> [SUPPLIED DATA]

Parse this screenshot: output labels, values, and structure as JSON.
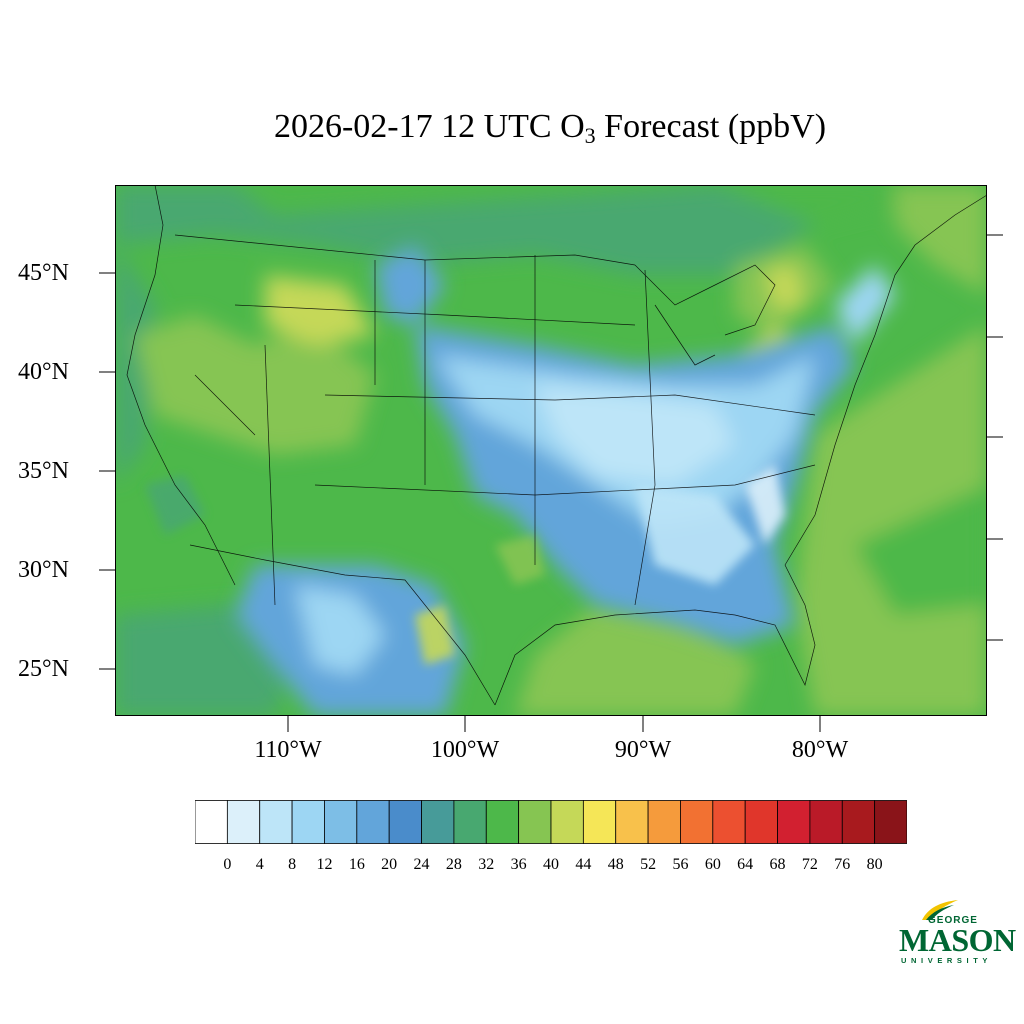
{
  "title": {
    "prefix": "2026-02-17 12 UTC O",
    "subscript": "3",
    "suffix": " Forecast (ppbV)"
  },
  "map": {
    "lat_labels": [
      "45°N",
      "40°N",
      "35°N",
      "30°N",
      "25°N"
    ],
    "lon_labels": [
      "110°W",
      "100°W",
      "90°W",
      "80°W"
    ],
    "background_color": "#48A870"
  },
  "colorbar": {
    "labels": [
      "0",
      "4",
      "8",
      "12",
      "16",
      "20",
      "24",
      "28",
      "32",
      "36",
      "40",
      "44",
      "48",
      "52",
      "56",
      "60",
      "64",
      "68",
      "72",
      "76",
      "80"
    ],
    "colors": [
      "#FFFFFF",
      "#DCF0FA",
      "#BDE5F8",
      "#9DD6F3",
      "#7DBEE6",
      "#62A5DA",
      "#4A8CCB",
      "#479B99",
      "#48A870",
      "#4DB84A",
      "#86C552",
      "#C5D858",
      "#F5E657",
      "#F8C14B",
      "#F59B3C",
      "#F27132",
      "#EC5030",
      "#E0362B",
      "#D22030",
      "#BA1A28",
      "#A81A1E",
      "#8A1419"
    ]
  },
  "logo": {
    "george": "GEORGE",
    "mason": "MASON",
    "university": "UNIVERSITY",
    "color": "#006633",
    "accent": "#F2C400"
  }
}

...

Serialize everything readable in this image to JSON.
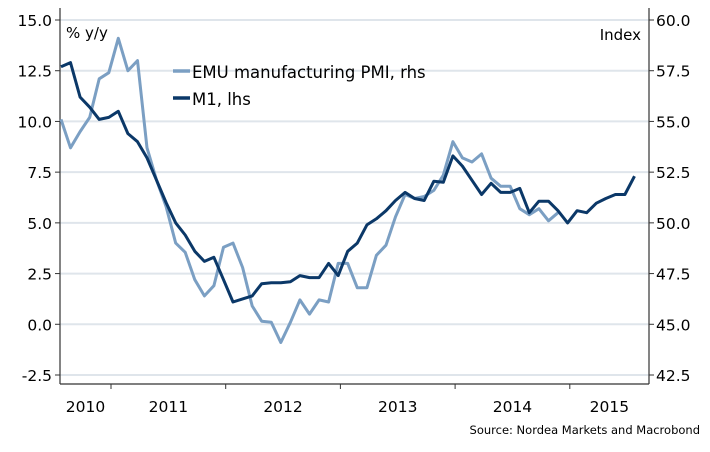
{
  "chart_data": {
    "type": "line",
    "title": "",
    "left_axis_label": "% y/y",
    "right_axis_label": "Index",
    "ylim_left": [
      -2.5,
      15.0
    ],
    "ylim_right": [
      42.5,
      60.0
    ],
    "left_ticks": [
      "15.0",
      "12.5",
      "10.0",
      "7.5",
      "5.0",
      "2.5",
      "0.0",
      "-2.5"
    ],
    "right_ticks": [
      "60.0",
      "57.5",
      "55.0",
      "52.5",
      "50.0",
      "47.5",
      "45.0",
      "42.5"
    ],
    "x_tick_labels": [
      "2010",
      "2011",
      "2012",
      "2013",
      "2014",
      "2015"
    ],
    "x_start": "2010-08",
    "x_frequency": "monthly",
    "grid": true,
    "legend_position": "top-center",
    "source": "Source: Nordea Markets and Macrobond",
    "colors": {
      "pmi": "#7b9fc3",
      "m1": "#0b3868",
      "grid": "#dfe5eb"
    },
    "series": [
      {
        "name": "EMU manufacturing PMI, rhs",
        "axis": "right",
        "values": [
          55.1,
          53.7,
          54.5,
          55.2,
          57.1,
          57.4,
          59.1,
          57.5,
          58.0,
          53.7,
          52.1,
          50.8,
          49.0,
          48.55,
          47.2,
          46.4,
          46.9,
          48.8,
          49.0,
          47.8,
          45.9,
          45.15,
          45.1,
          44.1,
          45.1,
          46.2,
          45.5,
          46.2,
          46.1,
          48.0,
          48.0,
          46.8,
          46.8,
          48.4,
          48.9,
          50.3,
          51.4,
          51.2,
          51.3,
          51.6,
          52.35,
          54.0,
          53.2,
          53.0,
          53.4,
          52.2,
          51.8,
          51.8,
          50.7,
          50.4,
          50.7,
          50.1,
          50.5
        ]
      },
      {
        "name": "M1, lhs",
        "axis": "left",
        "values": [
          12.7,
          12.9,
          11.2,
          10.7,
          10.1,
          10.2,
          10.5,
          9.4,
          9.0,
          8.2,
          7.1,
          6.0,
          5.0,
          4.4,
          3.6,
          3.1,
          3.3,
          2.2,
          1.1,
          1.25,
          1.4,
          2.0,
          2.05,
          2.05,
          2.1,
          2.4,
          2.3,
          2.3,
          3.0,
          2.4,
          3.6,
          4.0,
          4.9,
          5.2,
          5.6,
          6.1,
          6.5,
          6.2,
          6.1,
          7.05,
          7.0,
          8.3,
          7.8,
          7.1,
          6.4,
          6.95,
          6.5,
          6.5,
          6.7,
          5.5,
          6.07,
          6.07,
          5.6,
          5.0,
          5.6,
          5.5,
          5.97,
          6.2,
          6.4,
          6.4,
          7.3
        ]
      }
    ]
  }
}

> [WHAT YOU NEED TO DO] Identify which lines contain the word "name" and copy each one.

> [CORRECT RESPONSE]
        "name": "EMU manufacturing PMI, rhs",
        "name": "M1, lhs",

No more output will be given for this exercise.